■ Excerpted records ■
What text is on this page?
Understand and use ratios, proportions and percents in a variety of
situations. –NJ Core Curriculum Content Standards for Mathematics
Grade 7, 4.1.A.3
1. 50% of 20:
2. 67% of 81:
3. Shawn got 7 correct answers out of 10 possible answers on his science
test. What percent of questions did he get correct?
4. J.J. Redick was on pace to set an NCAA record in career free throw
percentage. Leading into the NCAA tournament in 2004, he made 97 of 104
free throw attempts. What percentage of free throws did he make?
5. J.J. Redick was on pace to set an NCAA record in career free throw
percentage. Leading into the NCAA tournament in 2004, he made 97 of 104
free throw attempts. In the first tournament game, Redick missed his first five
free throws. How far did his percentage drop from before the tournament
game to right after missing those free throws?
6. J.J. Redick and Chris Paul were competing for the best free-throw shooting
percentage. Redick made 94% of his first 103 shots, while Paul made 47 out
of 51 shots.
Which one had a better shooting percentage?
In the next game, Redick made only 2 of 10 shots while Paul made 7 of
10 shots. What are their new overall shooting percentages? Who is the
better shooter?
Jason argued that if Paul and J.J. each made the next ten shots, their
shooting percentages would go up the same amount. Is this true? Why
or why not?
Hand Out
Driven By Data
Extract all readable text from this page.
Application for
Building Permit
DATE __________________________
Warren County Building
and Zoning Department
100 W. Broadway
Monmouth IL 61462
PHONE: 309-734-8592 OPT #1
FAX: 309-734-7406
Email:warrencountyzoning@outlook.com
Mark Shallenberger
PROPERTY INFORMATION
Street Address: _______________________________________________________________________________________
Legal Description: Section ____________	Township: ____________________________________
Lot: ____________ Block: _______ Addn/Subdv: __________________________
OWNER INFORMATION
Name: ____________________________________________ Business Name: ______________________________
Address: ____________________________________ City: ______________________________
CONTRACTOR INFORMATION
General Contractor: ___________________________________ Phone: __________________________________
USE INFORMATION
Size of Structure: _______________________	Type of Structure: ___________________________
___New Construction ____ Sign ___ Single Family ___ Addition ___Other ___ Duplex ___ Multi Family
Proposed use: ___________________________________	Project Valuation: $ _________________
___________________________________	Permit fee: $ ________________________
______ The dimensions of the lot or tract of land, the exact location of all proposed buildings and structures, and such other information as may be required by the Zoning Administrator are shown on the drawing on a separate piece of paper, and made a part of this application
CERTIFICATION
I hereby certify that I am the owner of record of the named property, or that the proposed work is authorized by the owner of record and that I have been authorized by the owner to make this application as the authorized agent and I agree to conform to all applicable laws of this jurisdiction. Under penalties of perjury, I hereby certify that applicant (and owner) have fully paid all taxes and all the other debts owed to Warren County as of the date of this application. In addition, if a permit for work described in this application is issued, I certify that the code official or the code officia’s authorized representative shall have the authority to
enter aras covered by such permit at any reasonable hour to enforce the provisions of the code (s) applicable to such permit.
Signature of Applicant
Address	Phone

■ Exercise description ■
Copy every line above in which the string "Address" shows up.

■ Exercise solution ■
Street Address: _______________________________________________________________________________________
Address: ____________________________________ City: ______________________________
Address	Phone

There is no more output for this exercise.